Task instructions
Where a line of the material contains the string "označava", copy that line.

Stored entries
Begin
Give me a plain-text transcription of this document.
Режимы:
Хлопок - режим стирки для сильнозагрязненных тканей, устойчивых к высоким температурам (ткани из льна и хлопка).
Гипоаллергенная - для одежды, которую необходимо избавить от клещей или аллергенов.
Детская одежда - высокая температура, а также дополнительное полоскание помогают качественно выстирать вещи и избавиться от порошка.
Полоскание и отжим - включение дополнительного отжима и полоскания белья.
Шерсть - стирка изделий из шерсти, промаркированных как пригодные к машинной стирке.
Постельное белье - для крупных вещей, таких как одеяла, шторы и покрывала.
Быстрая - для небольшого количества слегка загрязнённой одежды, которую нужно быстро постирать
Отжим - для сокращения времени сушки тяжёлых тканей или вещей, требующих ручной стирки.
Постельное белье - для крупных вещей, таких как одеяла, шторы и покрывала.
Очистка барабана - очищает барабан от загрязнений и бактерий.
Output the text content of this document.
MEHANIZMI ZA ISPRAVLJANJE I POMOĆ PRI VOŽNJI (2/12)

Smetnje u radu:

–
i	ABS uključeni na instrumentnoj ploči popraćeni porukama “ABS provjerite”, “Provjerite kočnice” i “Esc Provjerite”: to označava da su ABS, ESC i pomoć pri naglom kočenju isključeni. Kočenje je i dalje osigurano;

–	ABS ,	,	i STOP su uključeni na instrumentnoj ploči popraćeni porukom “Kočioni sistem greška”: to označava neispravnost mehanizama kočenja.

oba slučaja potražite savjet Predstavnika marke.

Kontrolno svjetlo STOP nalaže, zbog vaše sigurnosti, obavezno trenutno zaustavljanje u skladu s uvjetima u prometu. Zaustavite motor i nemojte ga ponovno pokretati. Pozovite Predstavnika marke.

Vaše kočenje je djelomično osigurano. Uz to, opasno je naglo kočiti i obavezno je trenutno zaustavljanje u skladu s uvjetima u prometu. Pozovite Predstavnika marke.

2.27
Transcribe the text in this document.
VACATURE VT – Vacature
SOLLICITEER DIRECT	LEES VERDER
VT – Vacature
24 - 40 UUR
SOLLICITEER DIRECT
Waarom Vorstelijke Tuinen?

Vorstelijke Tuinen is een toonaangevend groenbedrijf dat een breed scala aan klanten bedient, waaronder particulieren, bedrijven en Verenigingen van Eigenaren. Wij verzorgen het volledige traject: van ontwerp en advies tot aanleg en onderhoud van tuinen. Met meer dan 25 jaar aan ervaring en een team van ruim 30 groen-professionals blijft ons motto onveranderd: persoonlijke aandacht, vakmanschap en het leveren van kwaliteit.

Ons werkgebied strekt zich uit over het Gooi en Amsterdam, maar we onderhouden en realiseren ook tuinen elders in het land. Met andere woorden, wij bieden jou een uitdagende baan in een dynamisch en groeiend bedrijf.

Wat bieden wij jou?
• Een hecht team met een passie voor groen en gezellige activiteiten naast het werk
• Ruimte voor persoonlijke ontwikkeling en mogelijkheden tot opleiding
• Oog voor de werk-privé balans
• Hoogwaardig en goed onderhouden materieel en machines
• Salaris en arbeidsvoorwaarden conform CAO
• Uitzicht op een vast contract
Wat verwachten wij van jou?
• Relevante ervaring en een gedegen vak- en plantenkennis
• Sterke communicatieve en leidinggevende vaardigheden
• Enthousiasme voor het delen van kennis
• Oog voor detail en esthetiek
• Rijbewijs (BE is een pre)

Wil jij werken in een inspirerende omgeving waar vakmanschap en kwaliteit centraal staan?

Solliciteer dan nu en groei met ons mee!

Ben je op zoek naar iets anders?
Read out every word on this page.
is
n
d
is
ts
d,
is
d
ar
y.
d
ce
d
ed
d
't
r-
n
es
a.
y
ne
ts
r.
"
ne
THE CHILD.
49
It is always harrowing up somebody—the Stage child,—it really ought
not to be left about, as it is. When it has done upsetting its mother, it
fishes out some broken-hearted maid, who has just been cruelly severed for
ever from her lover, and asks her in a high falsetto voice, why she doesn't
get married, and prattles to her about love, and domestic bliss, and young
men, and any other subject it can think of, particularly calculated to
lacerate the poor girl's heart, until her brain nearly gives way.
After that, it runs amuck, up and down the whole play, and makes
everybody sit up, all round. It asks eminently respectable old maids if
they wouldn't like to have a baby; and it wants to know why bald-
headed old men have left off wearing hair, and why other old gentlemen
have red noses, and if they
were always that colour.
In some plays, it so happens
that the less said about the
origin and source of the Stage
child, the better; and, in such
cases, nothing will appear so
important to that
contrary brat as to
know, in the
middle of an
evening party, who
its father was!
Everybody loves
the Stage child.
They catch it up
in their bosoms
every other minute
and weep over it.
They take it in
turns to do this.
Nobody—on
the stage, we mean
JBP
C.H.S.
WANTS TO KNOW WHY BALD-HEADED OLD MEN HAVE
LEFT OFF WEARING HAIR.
End
Result for this exercise
i	ABS uključeni na instrumentnoj ploči popraćeni porukama “ABS provjerite”, “Provjerite kočnice” i “Esc Provjerite”: to označava da su ABS, ESC i pomoć pri naglom kočenju isključeni. Kočenje je i dalje osigurano;
–	ABS ,	,	i STOP su uključeni na instrumentnoj ploči popraćeni porukom “Kočioni sistem greška”: to označava neispravnost mehanizama kočenja.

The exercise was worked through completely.